** Start of Data excerpts **
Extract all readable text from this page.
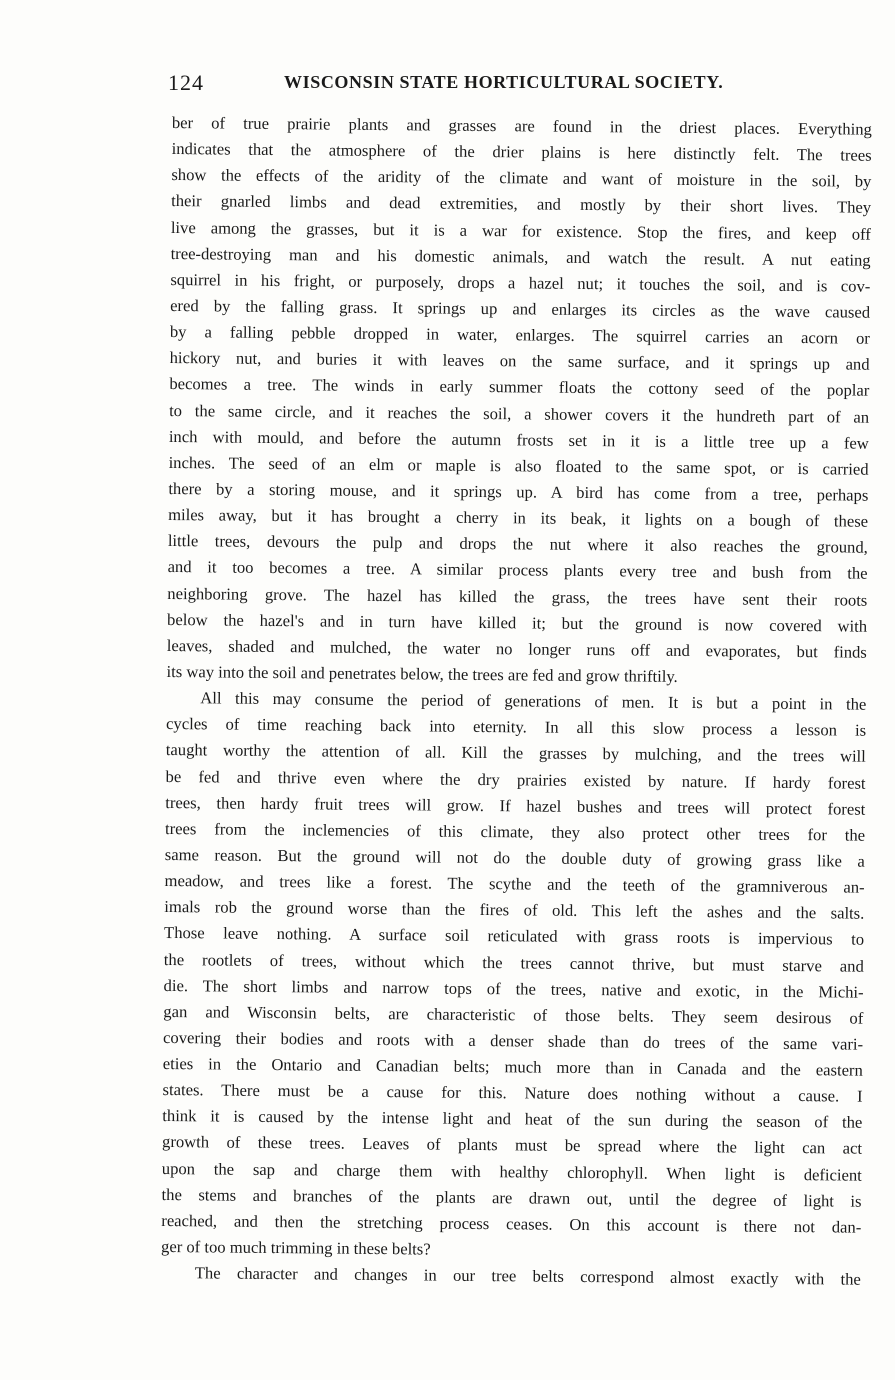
124	WISCONSIN STATE HORTICULTURAL SOCIETY.
ber of true prairie plants and grasses are found in the driest places. Everything
indicates that the atmosphere of the drier plains is here distinctly felt. The trees
show the effects of the aridity of the climate and want of moisture in the soil, by
their gnarled limbs and dead extremities, and mostly by their short lives. They
live among the grasses, but it is a war for existence. Stop the fires, and keep off
tree-destroying man and his domestic animals, and watch the result. A nut eating
squirrel in his fright, or purposely, drops a hazel nut; it touches the soil, and is cov-
ered by the falling grass. It springs up and enlarges its circles as the wave caused
by a falling pebble dropped in water, enlarges. The squirrel carries an acorn or
hickory nut, and buries it with leaves on the same surface, and it springs up and
becomes a tree. The winds in early summer floats the cottony seed of the poplar
to the same circle, and it reaches the soil, a shower covers it the hundreth part of an
inch with mould, and before the autumn frosts set in it is a little tree up a few
inches. The seed of an elm or maple is also floated to the same spot, or is carried
there by a storing mouse, and it springs up. A bird has come from a tree, perhaps
miles away, but it has brought a cherry in its beak, it lights on a bough of these
little trees, devours the pulp and drops the nut where it also reaches the ground,
and it too becomes a tree. A similar process plants every tree and bush from the
neighboring grove. The hazel has killed the grass, the trees have sent their roots
below the hazel's and in turn have killed it; but the ground is now covered with
leaves, shaded and mulched, the water no longer runs off and evaporates, but finds
its way into the soil and penetrates below, the trees are fed and grow thriftily.
All this may consume the period of generations of men. It is but a point in the
cycles of time reaching back into eternity. In all this slow process a lesson is
taught worthy the attention of all. Kill the grasses by mulching, and the trees will
be fed and thrive even where the dry prairies existed by nature. If hardy forest
trees, then hardy fruit trees will grow. If hazel bushes and trees will protect forest
trees from the inclemencies of this climate, they also protect other trees for the
same reason. But the ground will not do the double duty of growing grass like a
meadow, and trees like a forest. The scythe and the teeth of the gramniverous an-
imals rob the ground worse than the fires of old. This left the ashes and the salts.
Those leave nothing. A surface soil reticulated with grass roots is impervious to
the rootlets of trees, without which the trees cannot thrive, but must starve and
die. The short limbs and narrow tops of the trees, native and exotic, in the Michi-
gan and Wisconsin belts, are characteristic of those belts. They seem desirous of
covering their bodies and roots with a denser shade than do trees of the same vari-
eties in the Ontario and Canadian belts; much more than in Canada and the eastern
states. There must be a cause for this. Nature does nothing without a cause. I
think it is caused by the intense light and heat of the sun during the season of the
growth of these trees. Leaves of plants must be spread where the light can act
upon the sap and charge them with healthy chlorophyll. When light is deficient
the stems and branches of the plants are drawn out, until the degree of light is
reached, and then the stretching process ceases. On this account is there not dan-
ger of too much trimming in these belts?
The character and changes in our tree belts correspond almost exactly with the
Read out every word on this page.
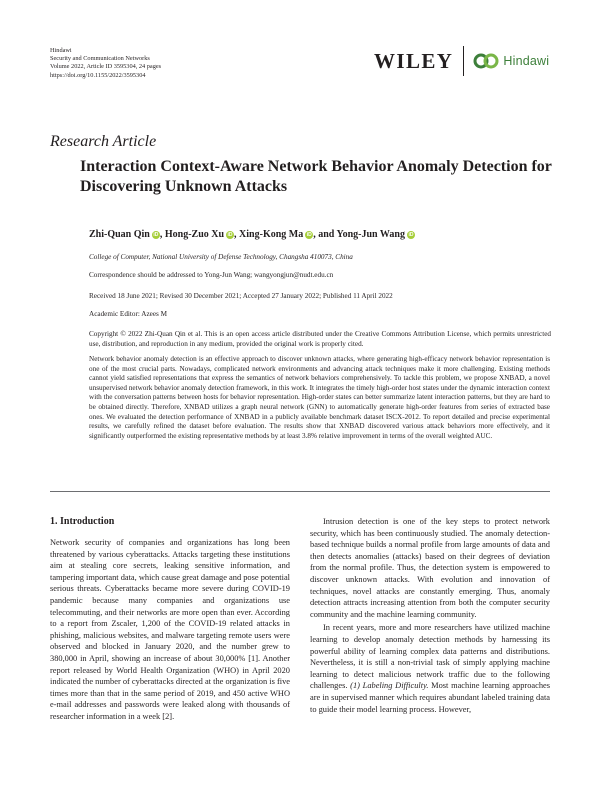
Hindawi
Security and Communication Networks
Volume 2022, Article ID 3595304, 24 pages
https://doi.org/10.1155/2022/3595304
WILEY	Hindawi
Research Article
Interaction Context-Aware Network Behavior Anomaly Detection for Discovering Unknown Attacks
Zhi-Quan Qin iD , Hong-Zuo Xu iD , Xing-Kong Ma iD , and Yong-Jun Wang iD
College of Computer, National University of Defense Technology, Changsha 410073, China
Correspondence should be addressed to Yong-Jun Wang; wangyongjun@nudt.edu.cn
Received 18 June 2021; Revised 30 December 2021; Accepted 27 January 2022; Published 11 April 2022
Academic Editor: Azees M
Copyright © 2022 Zhi-Quan Qin et al. This is an open access article distributed under the Creative Commons Attribution License, which permits unrestricted use, distribution, and reproduction in any medium, provided the original work is properly cited.
Network behavior anomaly detection is an effective approach to discover unknown attacks, where generating high-efficacy network behavior representation is one of the most crucial parts. Nowadays, complicated network environments and advancing attack techniques make it more challenging. Existing methods cannot yield satisfied representations that express the semantics of network behaviors comprehensively. To tackle this problem, we propose XNBAD, a novel unsupervised network behavior anomaly detection framework, in this work. It integrates the timely high-order host states under the dynamic interaction context with the conversation patterns between hosts for behavior representation. High-order states can better summarize latent interaction patterns, but they are hard to be obtained directly. Therefore, XNBAD utilizes a graph neural network (GNN) to automatically generate high-order features from series of extracted base ones. We evaluated the detection performance of XNBAD in a publicly available benchmark dataset ISCX-2012. To report detailed and precise experimental results, we carefully refined the dataset before evaluation. The results show that XNBAD discovered various attack behaviors more effectively, and it significantly outperformed the existing representative methods by at least 3.8% relative improvement in terms of the overall weighted AUC.
1. Introduction

Network security of companies and organizations has long been threatened by various cyberattacks. Attacks targeting these institutions aim at stealing core secrets, leaking sensitive information, and tampering important data, which cause great damage and pose potential serious threats. Cyberattacks became more severe during COVID-19 pandemic because many companies and organizations use telecommuting, and their networks are more open than ever. According to a report from Zscaler, 1,200 of the COVID-19 related attacks in phishing, malicious websites, and malware targeting remote users were observed and blocked in January 2020, and the number grew to 380,000 in April, showing an increase of about 30,000% [1]. Another report released by World Health Organization (WHO) in April 2020 indicated the number of cyberattacks directed at the organization is five times more than that in the same period of 2019, and 450 active WHO e-mail addresses and passwords were leaked along with thousands of researcher information in a week [2].

Intrusion detection is one of the key steps to protect network security, which has been continuously studied. The anomaly detection-based technique builds a normal profile from large amounts of data and then detects anomalies (attacks) based on their degrees of deviation from the normal profile. Thus, the detection system is empowered to discover unknown attacks. With evolution and innovation of techniques, novel attacks are constantly emerging. Thus, anomaly detection attracts increasing attention from both the computer security community and the machine learning community.

In recent years, more and more researchers have utilized machine learning to develop anomaly detection methods by harnessing its powerful ability of learning complex data patterns and distributions. Nevertheless, it is still a non-trivial task of simply applying machine learning to detect malicious network traffic due to the following challenges. (1) Labeling Difficulty. Most machine learning approaches are in supervised manner which requires abundant labeled training data to guide their model learning process. However,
** End of Data excerpts **
» **Instruction**: Print the whole listing above once more, word for word, without its pictures.

» **Right answer**:
Extract all readable text from this page.
124	WISCONSIN STATE HORTICULTURAL SOCIETY.
ber of true prairie plants and grasses are found in the driest places. Everything
indicates that the atmosphere of the drier plains is here distinctly felt. The trees
show the effects of the aridity of the climate and want of moisture in the soil, by
their gnarled limbs and dead extremities, and mostly by their short lives. They
live among the grasses, but it is a war for existence. Stop the fires, and keep off
tree-destroying man and his domestic animals, and watch the result. A nut eating
squirrel in his fright, or purposely, drops a hazel nut; it touches the soil, and is cov-
ered by the falling grass. It springs up and enlarges its circles as the wave caused
by a falling pebble dropped in water, enlarges. The squirrel carries an acorn or
hickory nut, and buries it with leaves on the same surface, and it springs up and
becomes a tree. The winds in early summer floats the cottony seed of the poplar
to the same circle, and it reaches the soil, a shower covers it the hundreth part of an
inch with mould, and before the autumn frosts set in it is a little tree up a few
inches. The seed of an elm or maple is also floated to the same spot, or is carried
there by a storing mouse, and it springs up. A bird has come from a tree, perhaps
miles away, but it has brought a cherry in its beak, it lights on a bough of these
little trees, devours the pulp and drops the nut where it also reaches the ground,
and it too becomes a tree. A similar process plants every tree and bush from the
neighboring grove. The hazel has killed the grass, the trees have sent their roots
below the hazel's and in turn have killed it; but the ground is now covered with
leaves, shaded and mulched, the water no longer runs off and evaporates, but finds
its way into the soil and penetrates below, the trees are fed and grow thriftily.
All this may consume the period of generations of men. It is but a point in the
cycles of time reaching back into eternity. In all this slow process a lesson is
taught worthy the attention of all. Kill the grasses by mulching, and the trees will
be fed and thrive even where the dry prairies existed by nature. If hardy forest
trees, then hardy fruit trees will grow. If hazel bushes and trees will protect forest
trees from the inclemencies of this climate, they also protect other trees for the
same reason. But the ground will not do the double duty of growing grass like a
meadow, and trees like a forest. The scythe and the teeth of the gramniverous an-
imals rob the ground worse than the fires of old. This left the ashes and the salts.
Those leave nothing. A surface soil reticulated with grass roots is impervious to
the rootlets of trees, without which the trees cannot thrive, but must starve and
die. The short limbs and narrow tops of the trees, native and exotic, in the Michi-
gan and Wisconsin belts, are characteristic of those belts. They seem desirous of
covering their bodies and roots with a denser shade than do trees of the same vari-
eties in the Ontario and Canadian belts; much more than in Canada and the eastern
states. There must be a cause for this. Nature does nothing without a cause. I
think it is caused by the intense light and heat of the sun during the season of the
growth of these trees. Leaves of plants must be spread where the light can act
upon the sap and charge them with healthy chlorophyll. When light is deficient
the stems and branches of the plants are drawn out, until the degree of light is
reached, and then the stretching process ceases. On this account is there not dan-
ger of too much trimming in these belts?
The character and changes in our tree belts correspond almost exactly with the
Read out every word on this page.
Hindawi
Security and Communication Networks
Volume 2022, Article ID 3595304, 24 pages
https://doi.org/10.1155/2022/3595304
WILEY	Hindawi
Research Article
Interaction Context-Aware Network Behavior Anomaly Detection for Discovering Unknown Attacks
Zhi-Quan Qin iD , Hong-Zuo Xu iD , Xing-Kong Ma iD , and Yong-Jun Wang iD
College of Computer, National University of Defense Technology, Changsha 410073, China
Correspondence should be addressed to Yong-Jun Wang; wangyongjun@nudt.edu.cn
Received 18 June 2021; Revised 30 December 2021; Accepted 27 January 2022; Published 11 April 2022
Academic Editor: Azees M
Copyright © 2022 Zhi-Quan Qin et al. This is an open access article distributed under the Creative Commons Attribution License, which permits unrestricted use, distribution, and reproduction in any medium, provided the original work is properly cited.
Network behavior anomaly detection is an effective approach to discover unknown attacks, where generating high-efficacy network behavior representation is one of the most crucial parts. Nowadays, complicated network environments and advancing attack techniques make it more challenging. Existing methods cannot yield satisfied representations that express the semantics of network behaviors comprehensively. To tackle this problem, we propose XNBAD, a novel unsupervised network behavior anomaly detection framework, in this work. It integrates the timely high-order host states under the dynamic interaction context with the conversation patterns between hosts for behavior representation. High-order states can better summarize latent interaction patterns, but they are hard to be obtained directly. Therefore, XNBAD utilizes a graph neural network (GNN) to automatically generate high-order features from series of extracted base ones. We evaluated the detection performance of XNBAD in a publicly available benchmark dataset ISCX-2012. To report detailed and precise experimental results, we carefully refined the dataset before evaluation. The results show that XNBAD discovered various attack behaviors more effectively, and it significantly outperformed the existing representative methods by at least 3.8% relative improvement in terms of the overall weighted AUC.
1. Introduction

Network security of companies and organizations has long been threatened by various cyberattacks. Attacks targeting these institutions aim at stealing core secrets, leaking sensitive information, and tampering important data, which cause great damage and pose potential serious threats. Cyberattacks became more severe during COVID-19 pandemic because many companies and organizations use telecommuting, and their networks are more open than ever. According to a report from Zscaler, 1,200 of the COVID-19 related attacks in phishing, malicious websites, and malware targeting remote users were observed and blocked in January 2020, and the number grew to 380,000 in April, showing an increase of about 30,000% [1]. Another report released by World Health Organization (WHO) in April 2020 indicated the number of cyberattacks directed at the organization is five times more than that in the same period of 2019, and 450 active WHO e-mail addresses and passwords were leaked along with thousands of researcher information in a week [2].

Intrusion detection is one of the key steps to protect network security, which has been continuously studied. The anomaly detection-based technique builds a normal profile from large amounts of data and then detects anomalies (attacks) based on their degrees of deviation from the normal profile. Thus, the detection system is empowered to discover unknown attacks. With evolution and innovation of techniques, novel attacks are constantly emerging. Thus, anomaly detection attracts increasing attention from both the computer security community and the machine learning community.

In recent years, more and more researchers have utilized machine learning to develop anomaly detection methods by harnessing its powerful ability of learning complex data patterns and distributions. Nevertheless, it is still a non-trivial task of simply applying machine learning to detect malicious network traffic due to the following challenges. (1) Labeling Difficulty. Most machine learning approaches are in supervised manner which requires abundant labeled training data to guide their model learning process. However,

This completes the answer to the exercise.